● **Information provided**
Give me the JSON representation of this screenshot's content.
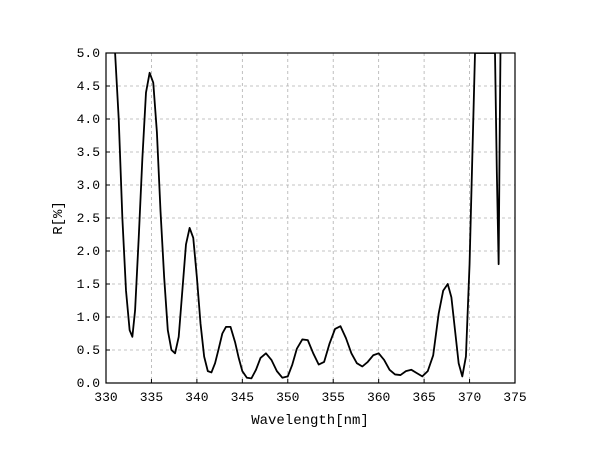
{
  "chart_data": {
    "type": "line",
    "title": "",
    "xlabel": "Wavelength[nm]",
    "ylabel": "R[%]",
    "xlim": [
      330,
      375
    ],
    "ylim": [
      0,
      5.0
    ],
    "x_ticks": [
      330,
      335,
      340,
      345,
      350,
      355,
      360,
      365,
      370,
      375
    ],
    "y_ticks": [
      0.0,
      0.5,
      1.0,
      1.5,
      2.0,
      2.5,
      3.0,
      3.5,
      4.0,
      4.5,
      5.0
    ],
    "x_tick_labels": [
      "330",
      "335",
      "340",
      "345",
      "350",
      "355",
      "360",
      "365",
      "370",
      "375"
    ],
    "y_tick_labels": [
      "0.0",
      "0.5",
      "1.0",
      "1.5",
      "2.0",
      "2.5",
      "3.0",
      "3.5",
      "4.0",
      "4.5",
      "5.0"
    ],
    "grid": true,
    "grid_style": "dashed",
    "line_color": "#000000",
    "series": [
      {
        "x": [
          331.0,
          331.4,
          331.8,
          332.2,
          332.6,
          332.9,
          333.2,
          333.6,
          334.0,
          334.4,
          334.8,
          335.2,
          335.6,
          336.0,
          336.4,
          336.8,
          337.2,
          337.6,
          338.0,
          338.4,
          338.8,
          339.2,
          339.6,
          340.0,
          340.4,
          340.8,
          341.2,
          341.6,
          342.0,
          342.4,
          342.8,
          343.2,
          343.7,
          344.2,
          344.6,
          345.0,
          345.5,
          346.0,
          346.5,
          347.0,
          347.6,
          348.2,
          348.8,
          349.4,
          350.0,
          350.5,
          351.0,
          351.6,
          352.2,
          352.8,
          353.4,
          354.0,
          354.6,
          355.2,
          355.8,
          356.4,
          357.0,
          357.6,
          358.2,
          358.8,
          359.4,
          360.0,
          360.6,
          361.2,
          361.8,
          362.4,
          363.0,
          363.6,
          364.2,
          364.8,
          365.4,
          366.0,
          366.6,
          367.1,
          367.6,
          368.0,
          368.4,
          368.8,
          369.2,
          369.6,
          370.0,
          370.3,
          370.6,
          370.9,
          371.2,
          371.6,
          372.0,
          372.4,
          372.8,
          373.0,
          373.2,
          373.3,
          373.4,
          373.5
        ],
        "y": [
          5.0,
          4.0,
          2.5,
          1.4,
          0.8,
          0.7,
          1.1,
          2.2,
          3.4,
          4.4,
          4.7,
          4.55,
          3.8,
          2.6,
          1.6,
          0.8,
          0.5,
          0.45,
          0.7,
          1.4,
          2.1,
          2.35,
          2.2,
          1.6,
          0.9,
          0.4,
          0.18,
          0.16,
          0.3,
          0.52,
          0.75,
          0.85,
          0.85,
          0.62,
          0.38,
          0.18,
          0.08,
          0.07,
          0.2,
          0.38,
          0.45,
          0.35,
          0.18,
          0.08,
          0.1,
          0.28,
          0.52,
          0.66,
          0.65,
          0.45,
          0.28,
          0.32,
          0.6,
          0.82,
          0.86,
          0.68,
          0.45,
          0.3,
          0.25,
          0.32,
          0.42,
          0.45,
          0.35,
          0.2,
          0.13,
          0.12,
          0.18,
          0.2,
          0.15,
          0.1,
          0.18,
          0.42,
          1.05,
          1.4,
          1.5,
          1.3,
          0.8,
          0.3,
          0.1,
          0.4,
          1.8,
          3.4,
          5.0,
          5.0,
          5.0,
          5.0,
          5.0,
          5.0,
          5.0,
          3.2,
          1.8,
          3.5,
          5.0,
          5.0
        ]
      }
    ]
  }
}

● **Instruction**
Retype the whole listing, keeping every line identical and omitting all pictures.

● **Exercise result**
Give me the JSON representation of this screenshot's content.
{
  "chart_data": {
    "type": "line",
    "title": "",
    "xlabel": "Wavelength[nm]",
    "ylabel": "R[%]",
    "xlim": [
      330,
      375
    ],
    "ylim": [
      0,
      5.0
    ],
    "x_ticks": [
      330,
      335,
      340,
      345,
      350,
      355,
      360,
      365,
      370,
      375
    ],
    "y_ticks": [
      0.0,
      0.5,
      1.0,
      1.5,
      2.0,
      2.5,
      3.0,
      3.5,
      4.0,
      4.5,
      5.0
    ],
    "x_tick_labels": [
      "330",
      "335",
      "340",
      "345",
      "350",
      "355",
      "360",
      "365",
      "370",
      "375"
    ],
    "y_tick_labels": [
      "0.0",
      "0.5",
      "1.0",
      "1.5",
      "2.0",
      "2.5",
      "3.0",
      "3.5",
      "4.0",
      "4.5",
      "5.0"
    ],
    "grid": true,
    "grid_style": "dashed",
    "line_color": "#000000",
    "series": [
      {
        "x": [
          331.0,
          331.4,
          331.8,
          332.2,
          332.6,
          332.9,
          333.2,
          333.6,
          334.0,
          334.4,
          334.8,
          335.2,
          335.6,
          336.0,
          336.4,
          336.8,
          337.2,
          337.6,
          338.0,
          338.4,
          338.8,
          339.2,
          339.6,
          340.0,
          340.4,
          340.8,
          341.2,
          341.6,
          342.0,
          342.4,
          342.8,
          343.2,
          343.7,
          344.2,
          344.6,
          345.0,
          345.5,
          346.0,
          346.5,
          347.0,
          347.6,
          348.2,
          348.8,
          349.4,
          350.0,
          350.5,
          351.0,
          351.6,
          352.2,
          352.8,
          353.4,
          354.0,
          354.6,
          355.2,
          355.8,
          356.4,
          357.0,
          357.6,
          358.2,
          358.8,
          359.4,
          360.0,
          360.6,
          361.2,
          361.8,
          362.4,
          363.0,
          363.6,
          364.2,
          364.8,
          365.4,
          366.0,
          366.6,
          367.1,
          367.6,
          368.0,
          368.4,
          368.8,
          369.2,
          369.6,
          370.0,
          370.3,
          370.6,
          370.9,
          371.2,
          371.6,
          372.0,
          372.4,
          372.8,
          373.0,
          373.2,
          373.3,
          373.4,
          373.5
        ],
        "y": [
          5.0,
          4.0,
          2.5,
          1.4,
          0.8,
          0.7,
          1.1,
          2.2,
          3.4,
          4.4,
          4.7,
          4.55,
          3.8,
          2.6,
          1.6,
          0.8,
          0.5,
          0.45,
          0.7,
          1.4,
          2.1,
          2.35,
          2.2,
          1.6,
          0.9,
          0.4,
          0.18,
          0.16,
          0.3,
          0.52,
          0.75,
          0.85,
          0.85,
          0.62,
          0.38,
          0.18,
          0.08,
          0.07,
          0.2,
          0.38,
          0.45,
          0.35,
          0.18,
          0.08,
          0.1,
          0.28,
          0.52,
          0.66,
          0.65,
          0.45,
          0.28,
          0.32,
          0.6,
          0.82,
          0.86,
          0.68,
          0.45,
          0.3,
          0.25,
          0.32,
          0.42,
          0.45,
          0.35,
          0.2,
          0.13,
          0.12,
          0.18,
          0.2,
          0.15,
          0.1,
          0.18,
          0.42,
          1.05,
          1.4,
          1.5,
          1.3,
          0.8,
          0.3,
          0.1,
          0.4,
          1.8,
          3.4,
          5.0,
          5.0,
          5.0,
          5.0,
          5.0,
          5.0,
          5.0,
          3.2,
          1.8,
          3.5,
          5.0,
          5.0
        ]
      }
    ]
  }
}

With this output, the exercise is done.